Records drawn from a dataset
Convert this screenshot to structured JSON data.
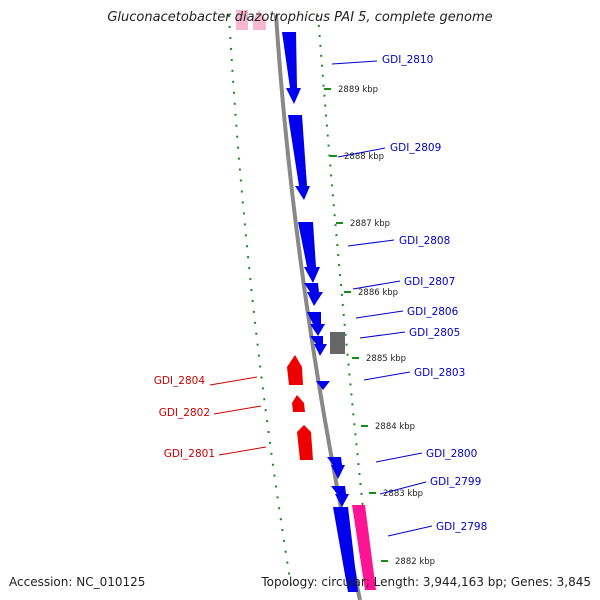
{
  "title": "Gluconacetobacter diazotrophicus PAI 5, complete genome",
  "footer": {
    "accession": "Accession: NC_010125",
    "summary": "Topology: circular; Length: 3,944,163 bp; Genes: 3,845"
  },
  "colors": {
    "forward_gene": "#0000ee",
    "reverse_gene": "#ee0000",
    "rna_gene": "#ff1493",
    "pseudo_gene": "#666666",
    "backbone": "#888888",
    "gc_dots": "#1a8a1a",
    "label_forward": "#0000cc",
    "label_reverse": "#cc0000"
  },
  "ticks": [
    {
      "label": "2889 kbp"
    },
    {
      "label": "2888 kbp"
    },
    {
      "label": "2887 kbp"
    },
    {
      "label": "2886 kbp"
    },
    {
      "label": "2885 kbp"
    },
    {
      "label": "2884 kbp"
    },
    {
      "label": "2883 kbp"
    },
    {
      "label": "2882 kbp"
    }
  ],
  "forward_genes": [
    {
      "name": "GDI_2810"
    },
    {
      "name": "GDI_2809"
    },
    {
      "name": "GDI_2808"
    },
    {
      "name": "GDI_2807"
    },
    {
      "name": "GDI_2806"
    },
    {
      "name": "GDI_2805"
    },
    {
      "name": "GDI_2803"
    },
    {
      "name": "GDI_2800"
    },
    {
      "name": "GDI_2799"
    },
    {
      "name": "GDI_2798"
    }
  ],
  "reverse_genes": [
    {
      "name": "GDI_2804"
    },
    {
      "name": "GDI_2802"
    },
    {
      "name": "GDI_2801"
    }
  ]
}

* Work item
Copy all records exactly; omit images.

* Task solution
Convert this screenshot to structured JSON data.
{
  "title": "Gluconacetobacter diazotrophicus PAI 5, complete genome",
  "footer": {
    "accession": "Accession: NC_010125",
    "summary": "Topology: circular; Length: 3,944,163 bp; Genes: 3,845"
  },
  "colors": {
    "forward_gene": "#0000ee",
    "reverse_gene": "#ee0000",
    "rna_gene": "#ff1493",
    "pseudo_gene": "#666666",
    "backbone": "#888888",
    "gc_dots": "#1a8a1a",
    "label_forward": "#0000cc",
    "label_reverse": "#cc0000"
  },
  "ticks": [
    {
      "label": "2889 kbp"
    },
    {
      "label": "2888 kbp"
    },
    {
      "label": "2887 kbp"
    },
    {
      "label": "2886 kbp"
    },
    {
      "label": "2885 kbp"
    },
    {
      "label": "2884 kbp"
    },
    {
      "label": "2883 kbp"
    },
    {
      "label": "2882 kbp"
    }
  ],
  "forward_genes": [
    {
      "name": "GDI_2810"
    },
    {
      "name": "GDI_2809"
    },
    {
      "name": "GDI_2808"
    },
    {
      "name": "GDI_2807"
    },
    {
      "name": "GDI_2806"
    },
    {
      "name": "GDI_2805"
    },
    {
      "name": "GDI_2803"
    },
    {
      "name": "GDI_2800"
    },
    {
      "name": "GDI_2799"
    },
    {
      "name": "GDI_2798"
    }
  ],
  "reverse_genes": [
    {
      "name": "GDI_2804"
    },
    {
      "name": "GDI_2802"
    },
    {
      "name": "GDI_2801"
    }
  ]
}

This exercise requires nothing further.